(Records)
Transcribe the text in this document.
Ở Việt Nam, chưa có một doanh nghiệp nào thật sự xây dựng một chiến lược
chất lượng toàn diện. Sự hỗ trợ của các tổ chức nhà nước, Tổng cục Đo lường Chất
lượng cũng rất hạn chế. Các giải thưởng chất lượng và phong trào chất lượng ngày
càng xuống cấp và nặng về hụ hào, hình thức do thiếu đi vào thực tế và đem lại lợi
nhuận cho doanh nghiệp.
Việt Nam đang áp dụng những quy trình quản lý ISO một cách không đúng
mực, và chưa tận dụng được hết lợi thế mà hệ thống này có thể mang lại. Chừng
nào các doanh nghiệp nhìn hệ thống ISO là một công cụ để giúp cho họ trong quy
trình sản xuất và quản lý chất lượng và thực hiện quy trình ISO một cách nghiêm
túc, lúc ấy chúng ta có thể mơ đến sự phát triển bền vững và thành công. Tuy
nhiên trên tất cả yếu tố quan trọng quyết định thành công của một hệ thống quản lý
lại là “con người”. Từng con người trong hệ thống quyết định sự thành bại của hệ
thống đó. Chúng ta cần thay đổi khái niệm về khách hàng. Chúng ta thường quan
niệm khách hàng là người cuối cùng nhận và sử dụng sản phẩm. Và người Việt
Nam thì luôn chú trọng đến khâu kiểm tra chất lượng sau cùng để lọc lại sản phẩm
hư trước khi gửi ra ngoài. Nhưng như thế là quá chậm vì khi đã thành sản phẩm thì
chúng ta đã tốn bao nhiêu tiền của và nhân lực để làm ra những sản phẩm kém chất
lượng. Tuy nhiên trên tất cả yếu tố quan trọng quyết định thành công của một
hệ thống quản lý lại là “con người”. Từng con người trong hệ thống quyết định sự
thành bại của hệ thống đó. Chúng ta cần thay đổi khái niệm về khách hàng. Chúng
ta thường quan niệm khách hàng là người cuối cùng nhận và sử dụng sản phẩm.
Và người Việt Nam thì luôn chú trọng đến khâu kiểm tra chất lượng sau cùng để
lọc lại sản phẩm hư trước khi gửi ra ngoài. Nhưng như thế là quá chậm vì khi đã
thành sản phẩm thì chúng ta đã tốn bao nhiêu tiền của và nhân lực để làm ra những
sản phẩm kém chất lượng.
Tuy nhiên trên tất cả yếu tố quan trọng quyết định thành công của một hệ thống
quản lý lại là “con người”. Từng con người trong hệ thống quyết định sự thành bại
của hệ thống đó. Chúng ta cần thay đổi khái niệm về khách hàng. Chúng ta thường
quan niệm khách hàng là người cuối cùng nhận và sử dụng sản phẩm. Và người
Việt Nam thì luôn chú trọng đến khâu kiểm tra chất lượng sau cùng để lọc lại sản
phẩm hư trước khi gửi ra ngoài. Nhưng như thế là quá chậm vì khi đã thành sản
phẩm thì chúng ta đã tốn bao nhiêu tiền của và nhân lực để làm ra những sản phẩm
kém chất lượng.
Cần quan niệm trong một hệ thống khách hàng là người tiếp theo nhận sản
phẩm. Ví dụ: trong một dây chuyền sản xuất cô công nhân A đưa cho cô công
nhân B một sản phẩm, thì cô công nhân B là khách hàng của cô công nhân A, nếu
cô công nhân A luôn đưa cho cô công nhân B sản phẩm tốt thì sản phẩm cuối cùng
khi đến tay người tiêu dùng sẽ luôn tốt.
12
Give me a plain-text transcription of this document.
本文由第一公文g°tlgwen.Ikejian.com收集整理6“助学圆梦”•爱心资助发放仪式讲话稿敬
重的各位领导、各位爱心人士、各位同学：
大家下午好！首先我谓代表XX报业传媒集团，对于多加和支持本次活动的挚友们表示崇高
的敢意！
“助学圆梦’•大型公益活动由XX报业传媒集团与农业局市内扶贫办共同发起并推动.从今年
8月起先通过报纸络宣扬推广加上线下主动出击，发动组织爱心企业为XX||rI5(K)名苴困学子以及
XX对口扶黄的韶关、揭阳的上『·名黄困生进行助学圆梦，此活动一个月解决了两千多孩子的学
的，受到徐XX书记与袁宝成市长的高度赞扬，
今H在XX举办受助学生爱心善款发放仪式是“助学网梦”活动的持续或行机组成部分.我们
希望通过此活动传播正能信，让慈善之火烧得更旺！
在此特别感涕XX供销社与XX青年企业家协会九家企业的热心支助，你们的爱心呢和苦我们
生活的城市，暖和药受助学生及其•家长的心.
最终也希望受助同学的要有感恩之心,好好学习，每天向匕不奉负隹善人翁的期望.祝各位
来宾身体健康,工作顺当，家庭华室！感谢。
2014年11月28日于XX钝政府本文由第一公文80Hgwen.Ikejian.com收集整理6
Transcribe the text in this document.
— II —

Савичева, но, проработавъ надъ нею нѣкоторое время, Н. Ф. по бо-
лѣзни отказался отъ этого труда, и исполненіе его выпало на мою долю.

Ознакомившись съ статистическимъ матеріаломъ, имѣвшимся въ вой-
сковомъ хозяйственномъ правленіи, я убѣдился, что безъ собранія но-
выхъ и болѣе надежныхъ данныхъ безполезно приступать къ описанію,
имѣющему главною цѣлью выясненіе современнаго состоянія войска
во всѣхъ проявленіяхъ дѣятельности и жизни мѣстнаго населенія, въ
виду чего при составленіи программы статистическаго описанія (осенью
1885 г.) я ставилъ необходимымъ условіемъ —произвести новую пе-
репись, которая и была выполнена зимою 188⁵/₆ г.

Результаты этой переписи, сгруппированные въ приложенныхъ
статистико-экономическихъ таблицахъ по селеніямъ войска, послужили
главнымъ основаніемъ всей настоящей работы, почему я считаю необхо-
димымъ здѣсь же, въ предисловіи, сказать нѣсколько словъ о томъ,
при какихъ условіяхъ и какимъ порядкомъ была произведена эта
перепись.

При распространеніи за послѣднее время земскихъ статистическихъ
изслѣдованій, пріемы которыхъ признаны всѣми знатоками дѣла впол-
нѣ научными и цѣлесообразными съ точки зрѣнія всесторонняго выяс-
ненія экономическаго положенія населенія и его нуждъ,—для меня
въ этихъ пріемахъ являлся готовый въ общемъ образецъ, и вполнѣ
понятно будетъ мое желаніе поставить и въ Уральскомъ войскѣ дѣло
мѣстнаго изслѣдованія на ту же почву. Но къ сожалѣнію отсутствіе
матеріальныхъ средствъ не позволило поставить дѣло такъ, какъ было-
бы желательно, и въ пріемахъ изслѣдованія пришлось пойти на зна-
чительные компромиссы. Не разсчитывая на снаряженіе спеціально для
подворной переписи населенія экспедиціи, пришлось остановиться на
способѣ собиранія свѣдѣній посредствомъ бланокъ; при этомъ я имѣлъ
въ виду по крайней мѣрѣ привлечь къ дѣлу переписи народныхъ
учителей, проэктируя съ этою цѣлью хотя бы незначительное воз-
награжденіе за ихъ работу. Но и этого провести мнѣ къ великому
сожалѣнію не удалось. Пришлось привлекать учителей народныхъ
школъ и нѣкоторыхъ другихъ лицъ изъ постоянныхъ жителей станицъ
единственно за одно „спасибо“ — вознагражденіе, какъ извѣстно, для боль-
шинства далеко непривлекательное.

▸ Aim of the task
Which lines hold the word "какъ"? Return all of them from the records above.

▸ Solved exercise
матеріальныхъ средствъ не позволило поставить дѣло такъ, какъ было-
единственно за одно „спасибо“ — вознагражденіе, какъ извѣстно, для боль-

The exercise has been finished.